Start of DATA LISTING
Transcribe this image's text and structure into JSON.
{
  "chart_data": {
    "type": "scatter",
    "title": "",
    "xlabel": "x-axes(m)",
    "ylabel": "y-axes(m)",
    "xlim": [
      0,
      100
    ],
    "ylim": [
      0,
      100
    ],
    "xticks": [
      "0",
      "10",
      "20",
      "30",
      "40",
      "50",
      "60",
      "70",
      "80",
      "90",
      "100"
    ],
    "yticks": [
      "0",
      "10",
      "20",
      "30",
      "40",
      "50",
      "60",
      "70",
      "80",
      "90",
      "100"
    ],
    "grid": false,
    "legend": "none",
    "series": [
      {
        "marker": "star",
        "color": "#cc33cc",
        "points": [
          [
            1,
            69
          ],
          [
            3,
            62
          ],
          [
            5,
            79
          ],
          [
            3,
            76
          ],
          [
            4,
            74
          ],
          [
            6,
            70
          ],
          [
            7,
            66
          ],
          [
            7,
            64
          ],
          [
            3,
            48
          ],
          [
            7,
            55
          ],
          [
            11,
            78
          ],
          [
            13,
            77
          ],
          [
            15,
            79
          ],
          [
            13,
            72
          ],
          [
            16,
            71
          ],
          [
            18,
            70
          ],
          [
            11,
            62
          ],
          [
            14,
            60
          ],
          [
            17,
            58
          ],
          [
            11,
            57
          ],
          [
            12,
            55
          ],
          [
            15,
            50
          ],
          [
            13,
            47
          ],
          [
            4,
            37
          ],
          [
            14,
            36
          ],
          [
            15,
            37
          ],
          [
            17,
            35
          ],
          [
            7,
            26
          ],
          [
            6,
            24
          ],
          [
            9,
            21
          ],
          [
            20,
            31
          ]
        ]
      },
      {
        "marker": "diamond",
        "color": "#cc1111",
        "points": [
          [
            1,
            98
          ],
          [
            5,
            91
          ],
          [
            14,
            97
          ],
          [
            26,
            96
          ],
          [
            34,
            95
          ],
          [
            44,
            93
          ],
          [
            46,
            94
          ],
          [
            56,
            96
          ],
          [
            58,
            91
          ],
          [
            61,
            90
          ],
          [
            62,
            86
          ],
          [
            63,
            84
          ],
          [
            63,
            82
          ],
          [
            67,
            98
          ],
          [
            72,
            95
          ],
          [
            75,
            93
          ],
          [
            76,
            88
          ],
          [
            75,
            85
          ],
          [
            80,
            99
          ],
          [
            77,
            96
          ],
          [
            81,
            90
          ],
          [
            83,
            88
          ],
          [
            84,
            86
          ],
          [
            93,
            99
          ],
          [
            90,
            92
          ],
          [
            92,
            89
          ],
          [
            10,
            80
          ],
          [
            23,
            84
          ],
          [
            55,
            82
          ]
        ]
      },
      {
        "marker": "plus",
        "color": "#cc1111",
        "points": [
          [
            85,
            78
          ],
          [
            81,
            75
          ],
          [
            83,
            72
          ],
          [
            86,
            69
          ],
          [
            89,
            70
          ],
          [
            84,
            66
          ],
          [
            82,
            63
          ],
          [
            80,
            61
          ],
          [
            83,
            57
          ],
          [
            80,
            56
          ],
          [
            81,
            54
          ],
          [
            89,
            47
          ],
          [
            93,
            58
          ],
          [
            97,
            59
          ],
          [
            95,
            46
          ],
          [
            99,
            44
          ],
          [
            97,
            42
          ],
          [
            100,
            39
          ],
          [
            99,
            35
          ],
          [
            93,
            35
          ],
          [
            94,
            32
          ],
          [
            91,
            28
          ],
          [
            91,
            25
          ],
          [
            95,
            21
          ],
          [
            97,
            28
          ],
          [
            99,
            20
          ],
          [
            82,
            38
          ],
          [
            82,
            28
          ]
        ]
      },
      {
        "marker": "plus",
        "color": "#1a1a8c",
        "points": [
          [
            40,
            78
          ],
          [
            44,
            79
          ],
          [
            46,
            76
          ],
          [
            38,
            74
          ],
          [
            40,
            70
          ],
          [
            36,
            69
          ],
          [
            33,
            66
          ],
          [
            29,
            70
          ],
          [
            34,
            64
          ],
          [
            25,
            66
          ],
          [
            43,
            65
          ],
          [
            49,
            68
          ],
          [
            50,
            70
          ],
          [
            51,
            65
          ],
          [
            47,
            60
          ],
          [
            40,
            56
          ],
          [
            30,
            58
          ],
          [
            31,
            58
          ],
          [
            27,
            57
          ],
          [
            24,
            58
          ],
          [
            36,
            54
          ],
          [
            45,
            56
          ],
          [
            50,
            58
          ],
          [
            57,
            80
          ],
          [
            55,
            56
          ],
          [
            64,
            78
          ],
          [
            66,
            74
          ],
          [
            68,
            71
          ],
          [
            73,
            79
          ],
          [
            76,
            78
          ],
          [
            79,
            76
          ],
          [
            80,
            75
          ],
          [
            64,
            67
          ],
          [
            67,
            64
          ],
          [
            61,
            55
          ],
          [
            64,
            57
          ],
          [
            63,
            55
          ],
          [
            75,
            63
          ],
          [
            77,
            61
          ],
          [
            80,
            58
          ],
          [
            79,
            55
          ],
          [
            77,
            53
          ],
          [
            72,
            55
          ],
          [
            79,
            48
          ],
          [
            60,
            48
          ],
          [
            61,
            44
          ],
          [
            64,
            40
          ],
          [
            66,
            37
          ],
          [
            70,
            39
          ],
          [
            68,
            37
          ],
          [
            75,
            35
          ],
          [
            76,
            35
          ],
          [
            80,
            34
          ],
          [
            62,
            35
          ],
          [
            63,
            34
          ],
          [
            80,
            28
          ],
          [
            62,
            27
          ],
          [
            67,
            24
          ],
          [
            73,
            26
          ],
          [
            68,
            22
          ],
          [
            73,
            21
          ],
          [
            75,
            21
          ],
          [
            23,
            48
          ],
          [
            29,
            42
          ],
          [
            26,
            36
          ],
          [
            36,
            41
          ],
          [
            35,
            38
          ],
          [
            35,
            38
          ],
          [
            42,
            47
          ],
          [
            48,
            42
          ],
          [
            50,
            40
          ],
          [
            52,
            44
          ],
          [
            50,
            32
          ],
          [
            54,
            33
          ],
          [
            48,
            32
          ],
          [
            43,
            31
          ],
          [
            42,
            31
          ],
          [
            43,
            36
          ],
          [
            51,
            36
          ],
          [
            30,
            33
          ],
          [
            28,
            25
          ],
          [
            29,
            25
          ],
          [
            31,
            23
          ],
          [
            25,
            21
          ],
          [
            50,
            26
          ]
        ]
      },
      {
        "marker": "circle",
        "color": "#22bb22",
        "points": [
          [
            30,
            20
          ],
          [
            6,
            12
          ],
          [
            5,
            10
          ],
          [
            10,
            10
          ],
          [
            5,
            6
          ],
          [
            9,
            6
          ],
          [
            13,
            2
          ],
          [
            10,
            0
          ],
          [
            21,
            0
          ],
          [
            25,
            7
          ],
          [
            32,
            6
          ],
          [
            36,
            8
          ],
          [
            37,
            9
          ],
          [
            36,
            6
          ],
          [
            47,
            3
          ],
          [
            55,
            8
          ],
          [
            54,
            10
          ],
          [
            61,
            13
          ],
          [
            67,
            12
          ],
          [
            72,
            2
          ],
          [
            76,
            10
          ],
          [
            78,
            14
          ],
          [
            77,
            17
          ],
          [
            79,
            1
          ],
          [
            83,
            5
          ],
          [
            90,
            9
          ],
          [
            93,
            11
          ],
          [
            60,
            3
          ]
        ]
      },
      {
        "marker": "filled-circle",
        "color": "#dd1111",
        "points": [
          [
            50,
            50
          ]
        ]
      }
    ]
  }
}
End of DATA LISTING
TO BE DONE
Reproduce the entries above exactly.

WRITTEN ANSWER
Transcribe this image's text and structure into JSON.
{
  "chart_data": {
    "type": "scatter",
    "title": "",
    "xlabel": "x-axes(m)",
    "ylabel": "y-axes(m)",
    "xlim": [
      0,
      100
    ],
    "ylim": [
      0,
      100
    ],
    "xticks": [
      "0",
      "10",
      "20",
      "30",
      "40",
      "50",
      "60",
      "70",
      "80",
      "90",
      "100"
    ],
    "yticks": [
      "0",
      "10",
      "20",
      "30",
      "40",
      "50",
      "60",
      "70",
      "80",
      "90",
      "100"
    ],
    "grid": false,
    "legend": "none",
    "series": [
      {
        "marker": "star",
        "color": "#cc33cc",
        "points": [
          [
            1,
            69
          ],
          [
            3,
            62
          ],
          [
            5,
            79
          ],
          [
            3,
            76
          ],
          [
            4,
            74
          ],
          [
            6,
            70
          ],
          [
            7,
            66
          ],
          [
            7,
            64
          ],
          [
            3,
            48
          ],
          [
            7,
            55
          ],
          [
            11,
            78
          ],
          [
            13,
            77
          ],
          [
            15,
            79
          ],
          [
            13,
            72
          ],
          [
            16,
            71
          ],
          [
            18,
            70
          ],
          [
            11,
            62
          ],
          [
            14,
            60
          ],
          [
            17,
            58
          ],
          [
            11,
            57
          ],
          [
            12,
            55
          ],
          [
            15,
            50
          ],
          [
            13,
            47
          ],
          [
            4,
            37
          ],
          [
            14,
            36
          ],
          [
            15,
            37
          ],
          [
            17,
            35
          ],
          [
            7,
            26
          ],
          [
            6,
            24
          ],
          [
            9,
            21
          ],
          [
            20,
            31
          ]
        ]
      },
      {
        "marker": "diamond",
        "color": "#cc1111",
        "points": [
          [
            1,
            98
          ],
          [
            5,
            91
          ],
          [
            14,
            97
          ],
          [
            26,
            96
          ],
          [
            34,
            95
          ],
          [
            44,
            93
          ],
          [
            46,
            94
          ],
          [
            56,
            96
          ],
          [
            58,
            91
          ],
          [
            61,
            90
          ],
          [
            62,
            86
          ],
          [
            63,
            84
          ],
          [
            63,
            82
          ],
          [
            67,
            98
          ],
          [
            72,
            95
          ],
          [
            75,
            93
          ],
          [
            76,
            88
          ],
          [
            75,
            85
          ],
          [
            80,
            99
          ],
          [
            77,
            96
          ],
          [
            81,
            90
          ],
          [
            83,
            88
          ],
          [
            84,
            86
          ],
          [
            93,
            99
          ],
          [
            90,
            92
          ],
          [
            92,
            89
          ],
          [
            10,
            80
          ],
          [
            23,
            84
          ],
          [
            55,
            82
          ]
        ]
      },
      {
        "marker": "plus",
        "color": "#cc1111",
        "points": [
          [
            85,
            78
          ],
          [
            81,
            75
          ],
          [
            83,
            72
          ],
          [
            86,
            69
          ],
          [
            89,
            70
          ],
          [
            84,
            66
          ],
          [
            82,
            63
          ],
          [
            80,
            61
          ],
          [
            83,
            57
          ],
          [
            80,
            56
          ],
          [
            81,
            54
          ],
          [
            89,
            47
          ],
          [
            93,
            58
          ],
          [
            97,
            59
          ],
          [
            95,
            46
          ],
          [
            99,
            44
          ],
          [
            97,
            42
          ],
          [
            100,
            39
          ],
          [
            99,
            35
          ],
          [
            93,
            35
          ],
          [
            94,
            32
          ],
          [
            91,
            28
          ],
          [
            91,
            25
          ],
          [
            95,
            21
          ],
          [
            97,
            28
          ],
          [
            99,
            20
          ],
          [
            82,
            38
          ],
          [
            82,
            28
          ]
        ]
      },
      {
        "marker": "plus",
        "color": "#1a1a8c",
        "points": [
          [
            40,
            78
          ],
          [
            44,
            79
          ],
          [
            46,
            76
          ],
          [
            38,
            74
          ],
          [
            40,
            70
          ],
          [
            36,
            69
          ],
          [
            33,
            66
          ],
          [
            29,
            70
          ],
          [
            34,
            64
          ],
          [
            25,
            66
          ],
          [
            43,
            65
          ],
          [
            49,
            68
          ],
          [
            50,
            70
          ],
          [
            51,
            65
          ],
          [
            47,
            60
          ],
          [
            40,
            56
          ],
          [
            30,
            58
          ],
          [
            31,
            58
          ],
          [
            27,
            57
          ],
          [
            24,
            58
          ],
          [
            36,
            54
          ],
          [
            45,
            56
          ],
          [
            50,
            58
          ],
          [
            57,
            80
          ],
          [
            55,
            56
          ],
          [
            64,
            78
          ],
          [
            66,
            74
          ],
          [
            68,
            71
          ],
          [
            73,
            79
          ],
          [
            76,
            78
          ],
          [
            79,
            76
          ],
          [
            80,
            75
          ],
          [
            64,
            67
          ],
          [
            67,
            64
          ],
          [
            61,
            55
          ],
          [
            64,
            57
          ],
          [
            63,
            55
          ],
          [
            75,
            63
          ],
          [
            77,
            61
          ],
          [
            80,
            58
          ],
          [
            79,
            55
          ],
          [
            77,
            53
          ],
          [
            72,
            55
          ],
          [
            79,
            48
          ],
          [
            60,
            48
          ],
          [
            61,
            44
          ],
          [
            64,
            40
          ],
          [
            66,
            37
          ],
          [
            70,
            39
          ],
          [
            68,
            37
          ],
          [
            75,
            35
          ],
          [
            76,
            35
          ],
          [
            80,
            34
          ],
          [
            62,
            35
          ],
          [
            63,
            34
          ],
          [
            80,
            28
          ],
          [
            62,
            27
          ],
          [
            67,
            24
          ],
          [
            73,
            26
          ],
          [
            68,
            22
          ],
          [
            73,
            21
          ],
          [
            75,
            21
          ],
          [
            23,
            48
          ],
          [
            29,
            42
          ],
          [
            26,
            36
          ],
          [
            36,
            41
          ],
          [
            35,
            38
          ],
          [
            35,
            38
          ],
          [
            42,
            47
          ],
          [
            48,
            42
          ],
          [
            50,
            40
          ],
          [
            52,
            44
          ],
          [
            50,
            32
          ],
          [
            54,
            33
          ],
          [
            48,
            32
          ],
          [
            43,
            31
          ],
          [
            42,
            31
          ],
          [
            43,
            36
          ],
          [
            51,
            36
          ],
          [
            30,
            33
          ],
          [
            28,
            25
          ],
          [
            29,
            25
          ],
          [
            31,
            23
          ],
          [
            25,
            21
          ],
          [
            50,
            26
          ]
        ]
      },
      {
        "marker": "circle",
        "color": "#22bb22",
        "points": [
          [
            30,
            20
          ],
          [
            6,
            12
          ],
          [
            5,
            10
          ],
          [
            10,
            10
          ],
          [
            5,
            6
          ],
          [
            9,
            6
          ],
          [
            13,
            2
          ],
          [
            10,
            0
          ],
          [
            21,
            0
          ],
          [
            25,
            7
          ],
          [
            32,
            6
          ],
          [
            36,
            8
          ],
          [
            37,
            9
          ],
          [
            36,
            6
          ],
          [
            47,
            3
          ],
          [
            55,
            8
          ],
          [
            54,
            10
          ],
          [
            61,
            13
          ],
          [
            67,
            12
          ],
          [
            72,
            2
          ],
          [
            76,
            10
          ],
          [
            78,
            14
          ],
          [
            77,
            17
          ],
          [
            79,
            1
          ],
          [
            83,
            5
          ],
          [
            90,
            9
          ],
          [
            93,
            11
          ],
          [
            60,
            3
          ]
        ]
      },
      {
        "marker": "filled-circle",
        "color": "#dd1111",
        "points": [
          [
            50,
            50
          ]
        ]
      }
    ]
  }
}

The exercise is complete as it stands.